Records that describe figures
start
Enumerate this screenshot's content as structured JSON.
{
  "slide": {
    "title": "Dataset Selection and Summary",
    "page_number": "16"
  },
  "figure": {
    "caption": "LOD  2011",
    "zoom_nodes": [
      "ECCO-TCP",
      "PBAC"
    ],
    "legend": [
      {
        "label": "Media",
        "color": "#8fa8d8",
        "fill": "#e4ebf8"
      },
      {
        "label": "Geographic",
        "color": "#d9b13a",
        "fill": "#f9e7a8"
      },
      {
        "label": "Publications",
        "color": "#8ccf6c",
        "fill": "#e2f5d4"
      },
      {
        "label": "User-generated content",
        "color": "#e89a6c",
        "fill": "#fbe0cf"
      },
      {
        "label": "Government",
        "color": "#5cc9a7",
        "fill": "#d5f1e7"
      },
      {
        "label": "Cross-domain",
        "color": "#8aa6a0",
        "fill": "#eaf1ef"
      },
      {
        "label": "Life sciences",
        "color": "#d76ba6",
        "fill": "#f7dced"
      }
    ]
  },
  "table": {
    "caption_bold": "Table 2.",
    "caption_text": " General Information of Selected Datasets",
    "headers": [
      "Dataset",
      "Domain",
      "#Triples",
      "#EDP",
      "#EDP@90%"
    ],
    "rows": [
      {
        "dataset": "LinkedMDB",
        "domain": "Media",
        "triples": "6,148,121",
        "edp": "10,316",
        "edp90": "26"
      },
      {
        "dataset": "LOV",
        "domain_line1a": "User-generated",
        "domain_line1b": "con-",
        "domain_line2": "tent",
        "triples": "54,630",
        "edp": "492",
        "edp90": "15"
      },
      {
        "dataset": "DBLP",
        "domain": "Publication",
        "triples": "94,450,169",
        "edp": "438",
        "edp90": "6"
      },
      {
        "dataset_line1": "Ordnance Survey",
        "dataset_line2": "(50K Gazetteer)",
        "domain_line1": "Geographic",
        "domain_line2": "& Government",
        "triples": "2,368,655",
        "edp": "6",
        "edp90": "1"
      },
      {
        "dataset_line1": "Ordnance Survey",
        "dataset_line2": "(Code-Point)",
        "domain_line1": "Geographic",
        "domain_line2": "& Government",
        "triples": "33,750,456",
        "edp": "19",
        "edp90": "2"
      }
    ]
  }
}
end
start
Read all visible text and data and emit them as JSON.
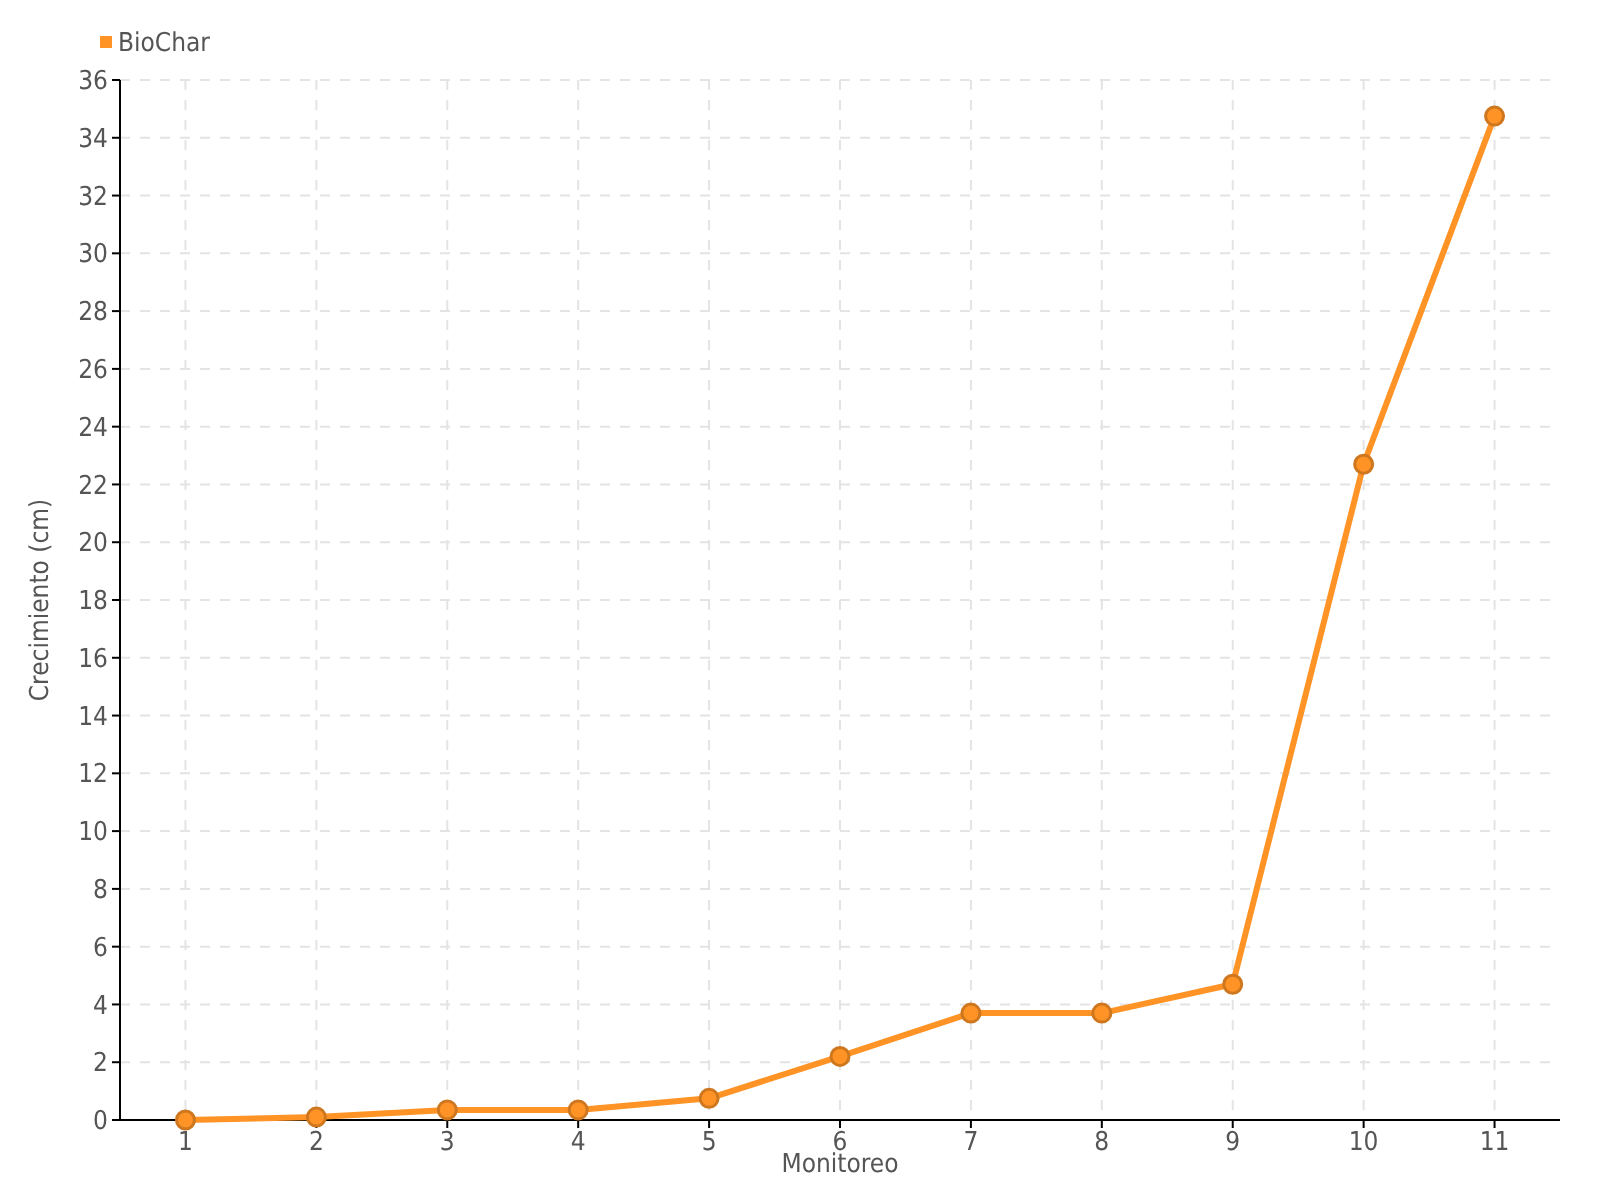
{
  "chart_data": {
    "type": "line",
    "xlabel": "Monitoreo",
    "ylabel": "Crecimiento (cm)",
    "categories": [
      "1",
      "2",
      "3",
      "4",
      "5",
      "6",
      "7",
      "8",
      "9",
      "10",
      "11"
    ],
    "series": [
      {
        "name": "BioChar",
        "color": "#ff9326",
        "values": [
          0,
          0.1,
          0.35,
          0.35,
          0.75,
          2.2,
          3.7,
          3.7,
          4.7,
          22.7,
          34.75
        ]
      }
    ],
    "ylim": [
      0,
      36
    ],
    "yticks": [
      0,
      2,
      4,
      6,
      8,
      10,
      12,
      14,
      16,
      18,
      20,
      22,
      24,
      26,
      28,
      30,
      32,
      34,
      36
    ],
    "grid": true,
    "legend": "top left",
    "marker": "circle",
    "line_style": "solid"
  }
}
end
Exercise aim
Using the listing above, show every line that includes the string "User".

Right answer
        "label": "User-generated content",
        "domain_line1a": "User-generated",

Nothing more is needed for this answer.